+++ DATA

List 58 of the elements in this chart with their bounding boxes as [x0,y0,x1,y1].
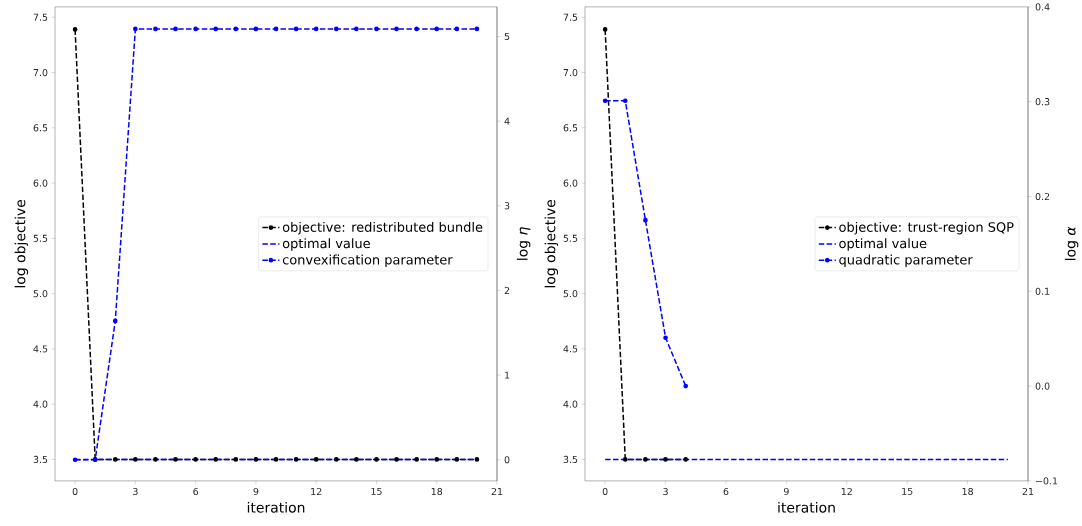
y2-tick-label: 2 [504,286,510,295]
x-tick-label: 18 [431,487,443,496]
y-tick-label: 6.0 [33,179,48,187]
legend-label: optimal value [839,238,927,251]
x-tick-label: 9 [783,487,789,496]
y-tick-label: 6.5 [33,124,48,132]
y2-tick-label: 0.1 [1035,287,1050,295]
y2-tick-label: 5 [504,33,510,41]
x-tick-label: 12 [841,487,852,495]
legend-label: objective: redistributed bundle [282,221,483,235]
y2-tick-label: 0.3 [1035,98,1050,106]
x-axis-title: iteration [247,501,305,513]
y2-tick-label: 4 [504,117,510,125]
y2-tick-label: 0.0 [1035,382,1050,390]
y-tick-label: 7.5 [563,13,578,21]
y-tick-label: 7.0 [33,69,48,77]
x-tick-label: 21 [1022,487,1034,495]
y2-tick-label: 0.4 [1035,3,1050,11]
y2-tick-label: 0 [504,456,510,464]
y-tick-label: 6.0 [563,179,578,187]
y-tick-label: 3.5 [33,455,48,464]
x-tick-label: 6 [723,487,729,496]
y-tick-label: 5.5 [563,234,578,242]
y-tick-label: 7.0 [563,69,578,77]
x-tick-label: 0 [602,487,608,496]
y2-tick-label: 3 [504,202,510,210]
legend-label: convexification parameter [282,254,453,268]
y-axis-title: log objective [544,199,559,288]
y-tick-label: 6.5 [563,124,578,132]
legend-label: objective: trust-region SQP [839,221,1014,235]
x-tick-label: 15 [902,487,913,495]
x-tick-label: 18 [962,487,973,496]
x-tick-label: 15 [371,487,382,495]
y-tick-label: 5.5 [33,234,48,242]
y-tick-label: 3.5 [563,455,578,464]
x-tick-label: 12 [311,487,322,495]
x-tick-label: 3 [133,487,138,496]
y2-axis-title: log α [1064,226,1079,261]
y-tick-label: 7.5 [33,13,48,21]
y2-tick-label: 0.2 [1035,192,1050,201]
y-tick-label: 4.5 [563,345,578,353]
y-axis-title: log objective [14,199,29,288]
y2-tick-label: 1 [505,371,510,379]
y-tick-label: 4.0 [33,400,48,408]
y-tick-label: 4.0 [563,400,578,408]
y2-tick-label: −0.1 [1036,477,1058,485]
legend-label: quadratic parameter [839,254,973,268]
x-tick-label: 21 [491,487,503,495]
legend-label: optimal value [282,238,370,251]
x-tick-label: 3 [663,487,668,496]
y-tick-label: 5.0 [33,290,48,298]
x-axis-title: iteration [778,501,835,513]
x-tick-label: 0 [72,487,78,496]
y-tick-label: 4.5 [33,345,48,353]
y2-axis-title: log η [516,227,531,260]
x-tick-label: 6 [193,487,199,496]
y-tick-label: 5.0 [563,290,578,298]
x-tick-label: 9 [253,487,259,496]
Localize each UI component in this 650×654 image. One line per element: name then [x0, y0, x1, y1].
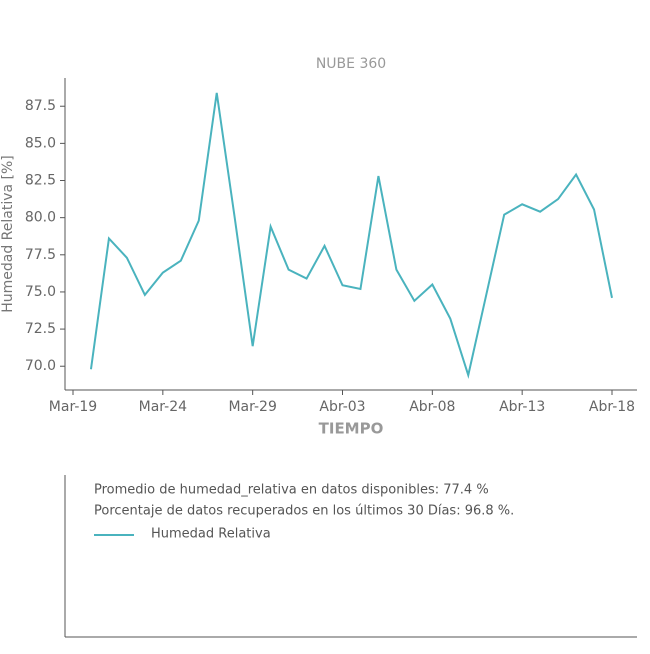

++++++

STATED EXERCISE
Rewrite every line of the records above as a Markdown table with two columns, Row for a running number and Line for the line itself, leaving out blank lines. Omit the pictures from your answer.

ANSWER TO THE PROBLEM
| Row | Line |
|---|---|
| 1 | List 58 of the elements in this chart with their bounding boxes as [x0,y0,x1,y1]. |
| 2 | y2-tick-label: 2 [504,286,510,295] |
| 3 | x-tick-label: 18 [431,487,443,496] |
| 4 | y-tick-label: 6.0 [33,179,48,187] |
| 5 | legend-label: optimal value [839,238,927,251] |
| 6 | x-tick-label: 9 [783,487,789,496] |
| 7 | y-tick-label: 6.5 [33,124,48,132] |
| 8 | y2-tick-label: 0.1 [1035,287,1050,295] |
| 9 | y2-tick-label: 5 [504,33,510,41] |
| 10 | x-tick-label: 12 [841,487,852,495] |
| 11 | legend-label: objective: redistributed bundle [282,221,483,235] |
| 12 | y2-tick-label: 0.3 [1035,98,1050,106] |
| 13 | x-axis-title: iteration [247,501,305,513] |
| 14 | y2-tick-label: 4 [504,117,510,125] |
| 15 | y2-tick-label: 0.0 [1035,382,1050,390] |
| 16 | y-tick-label: 7.5 [563,13,578,21] |
| 17 | y-tick-label: 7.0 [33,69,48,77] |
| 18 | x-tick-label: 21 [1022,487,1034,495] |
| 19 | y2-tick-label: 0.4 [1035,3,1050,11] |
| 20 | y2-tick-label: 0 [504,456,510,464] |
| 21 | y-tick-label: 6.0 [563,179,578,187] |
| 22 | y-tick-label: 3.5 [33,455,48,464] |
| 23 | x-tick-label: 6 [723,487,729,496] |
| 24 | y-tick-label: 5.5 [563,234,578,242] |
| 25 | y-tick-label: 7.0 [563,69,578,77] |
| 26 | x-tick-label: 0 [602,487,608,496] |
| 27 | y2-tick-label: 3 [504,202,510,210] |
| 28 | legend-label: convexification parameter [282,254,453,268] |
| 29 | y-axis-title: log objective [544,199,559,288] |
| 30 | y-tick-label: 6.5 [563,124,578,132] |
| 31 | legend-label: objective: trust-region SQP [839,221,1014,235] |
| 32 | x-tick-label: 15 [902,487,913,495] |
| 33 | x-tick-label: 18 [962,487,973,496] |
| 34 | x-tick-label: 15 [371,487,382,495] |
| 35 | y-tick-label: 5.5 [33,234,48,242] |
| 36 | y-tick-label: 3.5 [563,455,578,464] |
| 37 | x-tick-label: 12 [311,487,322,495] |
| 38 | x-tick-label: 3 [133,487,138,496] |
| 39 | y2-axis-title: log α [1064,226,1079,261] |
| 40 | y-tick-label: 7.5 [33,13,48,21] |
| 41 | y2-tick-label: 0.2 [1035,192,1050,201] |
| 42 | y-tick-label: 4.5 [563,345,578,353] |
| 43 | y-axis-title: log objective [14,199,29,288] |
| 44 | y2-tick-label: 1 [505,371,510,379] |
| 45 | y-tick-label: 4.0 [33,400,48,408] |
| 46 | y-tick-label: 4.0 [563,400,578,408] |
| 47 | y2-tick-label: −0.1 [1036,477,1058,485] |
| 48 | legend-label: quadratic parameter [839,254,973,268] |
| 49 | x-tick-label: 21 [491,487,503,495] |
| 50 | legend-label: optimal value [282,238,370,251] |
| 51 | x-tick-label: 3 [663,487,668,496] |
| 52 | y-tick-label: 5.0 [33,290,48,298] |
| 53 | x-axis-title: iteration [778,501,835,513] |
| 54 | x-tick-label: 0 [72,487,78,496] |
| 55 | y-tick-label: 4.5 [33,345,48,353] |
| 56 | y2-axis-title: log η [516,227,531,260] |
| 57 | x-tick-label: 6 [193,487,199,496] |
| 58 | y-tick-label: 5.0 [563,290,578,298] |
| 59 | x-tick-label: 9 [253,487,259,496] |
| 60 | Localize each UI component in this 650×654 image. One line per element: name then [x0, y0, x1, y1]. |